== Segment start ==

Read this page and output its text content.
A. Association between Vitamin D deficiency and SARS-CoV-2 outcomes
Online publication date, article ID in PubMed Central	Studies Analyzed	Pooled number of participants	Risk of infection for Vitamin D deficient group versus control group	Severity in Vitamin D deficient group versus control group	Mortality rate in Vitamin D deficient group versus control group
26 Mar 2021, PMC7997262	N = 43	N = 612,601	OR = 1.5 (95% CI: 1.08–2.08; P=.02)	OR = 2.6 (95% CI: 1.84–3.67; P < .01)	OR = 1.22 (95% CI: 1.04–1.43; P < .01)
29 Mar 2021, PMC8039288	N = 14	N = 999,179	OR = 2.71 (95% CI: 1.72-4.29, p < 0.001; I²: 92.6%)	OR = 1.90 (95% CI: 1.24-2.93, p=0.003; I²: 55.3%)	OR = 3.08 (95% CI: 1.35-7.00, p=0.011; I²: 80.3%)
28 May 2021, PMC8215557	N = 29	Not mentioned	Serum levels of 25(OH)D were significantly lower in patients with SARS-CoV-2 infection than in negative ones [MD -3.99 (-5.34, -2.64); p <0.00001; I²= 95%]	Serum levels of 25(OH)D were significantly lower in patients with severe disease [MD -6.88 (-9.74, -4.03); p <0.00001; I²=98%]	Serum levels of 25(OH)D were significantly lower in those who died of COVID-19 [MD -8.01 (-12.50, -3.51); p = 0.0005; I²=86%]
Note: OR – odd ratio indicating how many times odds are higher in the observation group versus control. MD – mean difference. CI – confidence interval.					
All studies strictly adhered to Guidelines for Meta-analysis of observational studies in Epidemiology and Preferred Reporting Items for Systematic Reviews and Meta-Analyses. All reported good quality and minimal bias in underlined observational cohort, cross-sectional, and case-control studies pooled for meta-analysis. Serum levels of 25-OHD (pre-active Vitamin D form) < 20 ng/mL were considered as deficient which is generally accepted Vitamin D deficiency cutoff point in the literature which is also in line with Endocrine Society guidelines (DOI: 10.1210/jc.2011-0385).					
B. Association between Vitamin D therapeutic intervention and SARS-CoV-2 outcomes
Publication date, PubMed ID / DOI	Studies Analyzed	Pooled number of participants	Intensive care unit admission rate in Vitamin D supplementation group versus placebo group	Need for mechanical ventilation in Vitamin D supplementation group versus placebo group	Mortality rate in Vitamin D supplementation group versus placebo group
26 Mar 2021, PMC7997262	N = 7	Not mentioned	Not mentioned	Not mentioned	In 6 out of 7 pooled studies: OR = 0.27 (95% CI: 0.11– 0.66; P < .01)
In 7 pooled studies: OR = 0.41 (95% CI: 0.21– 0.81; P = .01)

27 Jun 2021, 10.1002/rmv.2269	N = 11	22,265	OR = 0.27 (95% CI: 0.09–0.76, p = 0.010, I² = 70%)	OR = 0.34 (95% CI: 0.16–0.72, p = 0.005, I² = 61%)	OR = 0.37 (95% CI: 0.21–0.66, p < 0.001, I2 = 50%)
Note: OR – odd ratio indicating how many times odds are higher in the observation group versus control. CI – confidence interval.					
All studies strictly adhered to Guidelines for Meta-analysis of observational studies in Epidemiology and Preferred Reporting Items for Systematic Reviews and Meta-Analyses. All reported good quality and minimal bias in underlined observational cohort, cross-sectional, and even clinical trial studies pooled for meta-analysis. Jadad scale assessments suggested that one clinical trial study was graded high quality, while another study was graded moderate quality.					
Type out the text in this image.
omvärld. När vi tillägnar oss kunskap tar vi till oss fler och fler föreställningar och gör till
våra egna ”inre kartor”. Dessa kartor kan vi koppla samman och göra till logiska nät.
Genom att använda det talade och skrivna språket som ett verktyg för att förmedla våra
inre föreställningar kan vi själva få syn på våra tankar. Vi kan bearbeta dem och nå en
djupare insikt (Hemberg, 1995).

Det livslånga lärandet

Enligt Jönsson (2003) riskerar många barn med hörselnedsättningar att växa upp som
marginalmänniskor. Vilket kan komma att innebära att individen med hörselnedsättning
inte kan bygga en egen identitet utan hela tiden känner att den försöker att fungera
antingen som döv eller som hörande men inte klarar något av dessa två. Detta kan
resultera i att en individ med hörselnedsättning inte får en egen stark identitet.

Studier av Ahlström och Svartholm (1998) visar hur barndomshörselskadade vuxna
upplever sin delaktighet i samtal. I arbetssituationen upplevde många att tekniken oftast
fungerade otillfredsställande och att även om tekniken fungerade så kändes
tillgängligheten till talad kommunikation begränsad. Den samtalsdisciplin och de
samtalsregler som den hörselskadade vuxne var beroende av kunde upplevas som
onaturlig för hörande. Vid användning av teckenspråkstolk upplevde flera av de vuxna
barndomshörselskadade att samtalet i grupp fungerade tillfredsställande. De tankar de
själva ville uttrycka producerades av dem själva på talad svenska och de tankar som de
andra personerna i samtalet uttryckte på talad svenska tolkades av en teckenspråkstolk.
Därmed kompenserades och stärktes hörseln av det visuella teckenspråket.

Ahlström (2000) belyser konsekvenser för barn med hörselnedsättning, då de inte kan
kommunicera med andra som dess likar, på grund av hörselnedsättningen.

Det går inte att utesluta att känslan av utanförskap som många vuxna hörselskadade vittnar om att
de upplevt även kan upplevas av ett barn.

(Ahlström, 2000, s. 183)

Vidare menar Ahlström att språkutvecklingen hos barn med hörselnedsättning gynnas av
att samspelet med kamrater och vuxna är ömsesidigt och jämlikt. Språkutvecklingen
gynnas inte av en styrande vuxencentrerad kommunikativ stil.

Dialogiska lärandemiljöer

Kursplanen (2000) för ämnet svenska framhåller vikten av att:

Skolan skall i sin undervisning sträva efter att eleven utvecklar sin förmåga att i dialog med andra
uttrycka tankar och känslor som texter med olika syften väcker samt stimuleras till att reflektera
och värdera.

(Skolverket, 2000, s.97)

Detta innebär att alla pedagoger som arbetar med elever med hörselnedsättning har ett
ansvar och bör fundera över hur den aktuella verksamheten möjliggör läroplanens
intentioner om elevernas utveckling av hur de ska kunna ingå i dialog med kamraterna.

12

== Segment end ==

» **WHAT IS REQUIRED**: Respond with nothing but the number of lines in the entries that contain the string "Epidemiology".

» **RESULT**: 2